(REQUEST)
Pull out from the material below all lines with "siuntėjo".

(SUPPLIED DATA)
=====

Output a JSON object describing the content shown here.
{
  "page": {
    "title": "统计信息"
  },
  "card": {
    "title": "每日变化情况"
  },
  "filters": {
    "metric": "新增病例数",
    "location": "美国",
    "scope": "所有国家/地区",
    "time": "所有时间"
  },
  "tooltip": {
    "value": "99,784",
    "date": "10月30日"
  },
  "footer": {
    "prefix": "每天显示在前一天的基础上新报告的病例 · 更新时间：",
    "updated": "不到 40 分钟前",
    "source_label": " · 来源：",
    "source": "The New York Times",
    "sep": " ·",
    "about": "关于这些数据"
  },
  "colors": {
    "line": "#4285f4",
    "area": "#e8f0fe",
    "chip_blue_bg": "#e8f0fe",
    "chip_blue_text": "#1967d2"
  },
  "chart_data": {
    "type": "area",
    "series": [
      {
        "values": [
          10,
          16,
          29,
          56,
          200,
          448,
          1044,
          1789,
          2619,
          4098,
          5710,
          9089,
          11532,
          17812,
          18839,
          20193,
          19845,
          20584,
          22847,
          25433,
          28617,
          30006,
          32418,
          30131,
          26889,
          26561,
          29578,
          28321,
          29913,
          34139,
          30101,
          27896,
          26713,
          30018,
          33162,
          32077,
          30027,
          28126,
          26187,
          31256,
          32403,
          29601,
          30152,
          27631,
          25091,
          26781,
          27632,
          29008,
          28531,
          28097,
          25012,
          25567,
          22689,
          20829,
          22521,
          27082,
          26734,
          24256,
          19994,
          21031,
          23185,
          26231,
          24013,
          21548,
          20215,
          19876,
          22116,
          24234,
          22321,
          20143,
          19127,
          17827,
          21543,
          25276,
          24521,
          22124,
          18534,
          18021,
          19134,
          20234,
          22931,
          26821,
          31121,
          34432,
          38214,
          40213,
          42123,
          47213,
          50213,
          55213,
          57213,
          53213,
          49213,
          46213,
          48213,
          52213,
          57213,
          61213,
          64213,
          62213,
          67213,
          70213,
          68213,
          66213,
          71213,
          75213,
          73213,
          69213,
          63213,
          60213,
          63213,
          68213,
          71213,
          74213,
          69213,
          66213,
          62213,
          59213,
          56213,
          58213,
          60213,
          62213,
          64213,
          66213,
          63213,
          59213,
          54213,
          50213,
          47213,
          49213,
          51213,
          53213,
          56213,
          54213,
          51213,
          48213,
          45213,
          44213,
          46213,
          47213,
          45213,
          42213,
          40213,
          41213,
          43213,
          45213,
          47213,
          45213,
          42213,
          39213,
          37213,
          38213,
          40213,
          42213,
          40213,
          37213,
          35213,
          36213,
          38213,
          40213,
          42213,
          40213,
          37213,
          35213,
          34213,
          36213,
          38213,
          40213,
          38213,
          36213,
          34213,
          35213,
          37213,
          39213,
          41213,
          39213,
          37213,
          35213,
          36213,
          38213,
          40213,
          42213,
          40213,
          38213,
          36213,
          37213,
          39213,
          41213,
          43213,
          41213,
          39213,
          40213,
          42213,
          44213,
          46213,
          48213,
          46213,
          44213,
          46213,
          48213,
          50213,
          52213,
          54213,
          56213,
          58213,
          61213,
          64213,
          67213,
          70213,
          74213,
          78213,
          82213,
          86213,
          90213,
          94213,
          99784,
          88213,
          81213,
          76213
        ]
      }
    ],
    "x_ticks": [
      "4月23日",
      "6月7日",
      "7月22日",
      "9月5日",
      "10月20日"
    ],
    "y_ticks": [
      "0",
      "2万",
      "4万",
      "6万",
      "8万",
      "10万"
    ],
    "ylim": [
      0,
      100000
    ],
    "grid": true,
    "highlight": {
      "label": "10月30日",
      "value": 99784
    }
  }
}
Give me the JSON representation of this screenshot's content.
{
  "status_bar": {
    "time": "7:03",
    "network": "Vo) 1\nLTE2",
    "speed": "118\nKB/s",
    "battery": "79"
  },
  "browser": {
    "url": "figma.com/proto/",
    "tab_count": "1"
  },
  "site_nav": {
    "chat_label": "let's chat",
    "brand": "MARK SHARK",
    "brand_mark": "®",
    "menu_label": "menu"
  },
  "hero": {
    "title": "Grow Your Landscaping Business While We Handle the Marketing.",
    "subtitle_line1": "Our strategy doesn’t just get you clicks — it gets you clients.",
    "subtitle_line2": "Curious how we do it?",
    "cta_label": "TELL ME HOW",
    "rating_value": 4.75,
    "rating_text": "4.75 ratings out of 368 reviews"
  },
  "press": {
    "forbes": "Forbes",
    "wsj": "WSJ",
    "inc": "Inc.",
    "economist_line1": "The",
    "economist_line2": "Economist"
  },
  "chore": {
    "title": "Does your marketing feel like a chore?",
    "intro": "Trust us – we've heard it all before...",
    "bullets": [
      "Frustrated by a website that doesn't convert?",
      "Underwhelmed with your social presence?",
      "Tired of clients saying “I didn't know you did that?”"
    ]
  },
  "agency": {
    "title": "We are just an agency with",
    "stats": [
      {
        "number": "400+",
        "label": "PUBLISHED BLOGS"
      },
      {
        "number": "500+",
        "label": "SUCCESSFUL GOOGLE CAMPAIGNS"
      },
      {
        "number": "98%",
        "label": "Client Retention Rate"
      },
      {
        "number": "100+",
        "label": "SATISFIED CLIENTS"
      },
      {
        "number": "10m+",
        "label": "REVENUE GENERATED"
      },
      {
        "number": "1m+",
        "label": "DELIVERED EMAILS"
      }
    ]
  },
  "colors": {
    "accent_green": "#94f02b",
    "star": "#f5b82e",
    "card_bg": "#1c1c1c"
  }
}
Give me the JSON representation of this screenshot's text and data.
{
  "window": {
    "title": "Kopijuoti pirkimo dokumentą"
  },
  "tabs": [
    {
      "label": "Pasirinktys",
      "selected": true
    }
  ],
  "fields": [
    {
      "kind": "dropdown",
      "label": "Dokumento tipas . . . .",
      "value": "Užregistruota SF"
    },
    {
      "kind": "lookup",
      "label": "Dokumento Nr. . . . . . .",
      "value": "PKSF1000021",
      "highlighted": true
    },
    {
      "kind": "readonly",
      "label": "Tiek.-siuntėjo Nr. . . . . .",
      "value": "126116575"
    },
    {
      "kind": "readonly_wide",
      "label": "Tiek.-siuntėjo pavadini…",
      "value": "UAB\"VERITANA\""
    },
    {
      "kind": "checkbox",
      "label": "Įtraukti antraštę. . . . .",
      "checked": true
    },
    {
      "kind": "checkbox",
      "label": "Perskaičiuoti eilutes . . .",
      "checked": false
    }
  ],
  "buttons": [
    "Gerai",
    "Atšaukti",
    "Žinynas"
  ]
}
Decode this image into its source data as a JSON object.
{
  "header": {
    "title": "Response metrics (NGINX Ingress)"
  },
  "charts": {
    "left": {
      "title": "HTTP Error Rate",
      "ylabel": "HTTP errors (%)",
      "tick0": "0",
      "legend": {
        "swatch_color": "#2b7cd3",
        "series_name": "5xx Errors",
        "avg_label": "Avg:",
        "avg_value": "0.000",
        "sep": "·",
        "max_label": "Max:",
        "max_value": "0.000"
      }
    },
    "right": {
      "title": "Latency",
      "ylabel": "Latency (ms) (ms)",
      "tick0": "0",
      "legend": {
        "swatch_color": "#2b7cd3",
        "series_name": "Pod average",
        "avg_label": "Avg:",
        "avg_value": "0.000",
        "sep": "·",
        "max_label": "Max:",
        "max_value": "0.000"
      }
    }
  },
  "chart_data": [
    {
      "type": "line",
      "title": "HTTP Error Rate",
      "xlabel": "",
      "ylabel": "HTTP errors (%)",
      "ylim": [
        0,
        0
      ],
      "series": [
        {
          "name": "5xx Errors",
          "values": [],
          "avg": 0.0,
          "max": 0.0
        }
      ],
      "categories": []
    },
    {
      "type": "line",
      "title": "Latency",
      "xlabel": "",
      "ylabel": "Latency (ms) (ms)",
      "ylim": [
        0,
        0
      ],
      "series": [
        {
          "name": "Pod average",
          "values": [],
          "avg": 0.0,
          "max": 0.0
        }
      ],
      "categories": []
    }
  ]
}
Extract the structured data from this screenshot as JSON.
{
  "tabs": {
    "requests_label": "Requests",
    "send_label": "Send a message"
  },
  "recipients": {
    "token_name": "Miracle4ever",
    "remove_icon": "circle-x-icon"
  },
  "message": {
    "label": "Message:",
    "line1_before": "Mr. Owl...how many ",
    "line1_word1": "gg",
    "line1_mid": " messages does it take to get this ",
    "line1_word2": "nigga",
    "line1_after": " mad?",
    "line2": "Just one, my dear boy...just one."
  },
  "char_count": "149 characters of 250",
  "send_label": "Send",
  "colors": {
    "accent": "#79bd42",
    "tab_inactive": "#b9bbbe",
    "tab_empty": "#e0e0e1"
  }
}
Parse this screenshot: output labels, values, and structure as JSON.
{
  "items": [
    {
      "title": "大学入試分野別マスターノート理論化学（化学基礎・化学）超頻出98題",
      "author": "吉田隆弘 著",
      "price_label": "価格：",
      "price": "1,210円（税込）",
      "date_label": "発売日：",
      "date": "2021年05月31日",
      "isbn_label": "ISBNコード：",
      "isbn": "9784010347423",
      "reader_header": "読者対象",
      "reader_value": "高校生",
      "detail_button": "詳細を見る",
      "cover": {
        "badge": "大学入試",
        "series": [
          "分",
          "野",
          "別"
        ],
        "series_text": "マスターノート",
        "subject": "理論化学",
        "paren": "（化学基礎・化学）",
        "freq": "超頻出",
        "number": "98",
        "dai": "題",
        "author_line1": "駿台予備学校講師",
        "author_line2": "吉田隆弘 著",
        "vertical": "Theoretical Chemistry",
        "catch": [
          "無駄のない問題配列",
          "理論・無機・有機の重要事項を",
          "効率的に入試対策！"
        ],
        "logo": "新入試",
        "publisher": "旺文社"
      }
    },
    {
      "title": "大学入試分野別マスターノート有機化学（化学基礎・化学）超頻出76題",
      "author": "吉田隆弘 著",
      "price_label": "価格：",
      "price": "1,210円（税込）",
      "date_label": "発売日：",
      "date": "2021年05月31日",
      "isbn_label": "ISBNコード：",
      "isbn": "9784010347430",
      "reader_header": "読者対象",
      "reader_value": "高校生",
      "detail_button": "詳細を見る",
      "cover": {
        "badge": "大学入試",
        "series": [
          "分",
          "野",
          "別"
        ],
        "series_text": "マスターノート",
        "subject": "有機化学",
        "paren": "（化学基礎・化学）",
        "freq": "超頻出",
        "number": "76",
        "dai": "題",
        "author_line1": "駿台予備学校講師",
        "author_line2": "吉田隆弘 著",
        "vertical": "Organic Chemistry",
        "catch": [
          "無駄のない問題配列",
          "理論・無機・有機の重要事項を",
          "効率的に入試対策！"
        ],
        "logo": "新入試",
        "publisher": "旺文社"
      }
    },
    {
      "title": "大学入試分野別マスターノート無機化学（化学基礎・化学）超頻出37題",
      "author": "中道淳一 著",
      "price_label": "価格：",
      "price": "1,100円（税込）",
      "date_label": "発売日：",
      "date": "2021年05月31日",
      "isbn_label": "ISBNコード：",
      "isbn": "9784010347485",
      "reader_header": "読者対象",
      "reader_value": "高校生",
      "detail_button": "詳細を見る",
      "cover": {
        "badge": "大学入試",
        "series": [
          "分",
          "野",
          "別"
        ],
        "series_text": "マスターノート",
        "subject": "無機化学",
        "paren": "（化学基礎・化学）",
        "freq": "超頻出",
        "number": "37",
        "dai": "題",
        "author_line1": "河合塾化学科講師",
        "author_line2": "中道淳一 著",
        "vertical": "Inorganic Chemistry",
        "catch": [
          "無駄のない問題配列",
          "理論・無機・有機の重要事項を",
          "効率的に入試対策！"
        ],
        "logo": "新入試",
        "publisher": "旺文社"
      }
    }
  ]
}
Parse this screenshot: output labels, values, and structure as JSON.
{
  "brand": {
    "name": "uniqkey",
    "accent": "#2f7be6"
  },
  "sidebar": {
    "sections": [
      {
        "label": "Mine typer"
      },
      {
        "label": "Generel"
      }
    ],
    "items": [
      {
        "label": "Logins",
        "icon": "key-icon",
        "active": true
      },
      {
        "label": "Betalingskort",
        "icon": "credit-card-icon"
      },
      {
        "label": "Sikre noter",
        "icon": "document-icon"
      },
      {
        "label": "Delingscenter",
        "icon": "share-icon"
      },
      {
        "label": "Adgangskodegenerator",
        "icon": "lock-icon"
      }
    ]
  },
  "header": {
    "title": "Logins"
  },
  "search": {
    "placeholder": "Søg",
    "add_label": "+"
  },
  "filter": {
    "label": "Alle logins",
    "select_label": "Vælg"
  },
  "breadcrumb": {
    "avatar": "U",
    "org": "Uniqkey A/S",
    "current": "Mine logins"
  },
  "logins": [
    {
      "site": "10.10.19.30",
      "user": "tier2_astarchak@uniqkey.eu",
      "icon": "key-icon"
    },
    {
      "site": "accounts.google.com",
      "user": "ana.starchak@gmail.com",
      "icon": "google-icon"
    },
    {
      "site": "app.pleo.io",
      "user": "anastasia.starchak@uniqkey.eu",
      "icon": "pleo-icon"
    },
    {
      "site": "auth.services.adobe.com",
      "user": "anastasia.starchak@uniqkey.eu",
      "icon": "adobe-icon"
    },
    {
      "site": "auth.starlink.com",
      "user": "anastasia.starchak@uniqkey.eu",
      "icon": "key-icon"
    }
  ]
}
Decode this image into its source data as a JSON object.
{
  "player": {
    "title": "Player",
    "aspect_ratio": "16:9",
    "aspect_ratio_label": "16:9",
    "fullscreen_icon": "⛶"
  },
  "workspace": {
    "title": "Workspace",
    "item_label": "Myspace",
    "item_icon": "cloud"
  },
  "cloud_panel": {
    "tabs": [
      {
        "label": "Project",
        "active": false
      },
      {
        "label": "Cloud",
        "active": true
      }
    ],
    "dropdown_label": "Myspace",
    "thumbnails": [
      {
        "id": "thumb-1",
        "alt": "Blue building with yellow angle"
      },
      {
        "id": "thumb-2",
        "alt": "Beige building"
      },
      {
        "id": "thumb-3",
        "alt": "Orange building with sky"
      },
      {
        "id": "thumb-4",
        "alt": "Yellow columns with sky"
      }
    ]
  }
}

=====

(COMPLETED EXERCISE)
      "label": "Tiek.-siuntėjo Nr. . . . . .",
      "label": "Tiek.-siuntėjo pavadini…",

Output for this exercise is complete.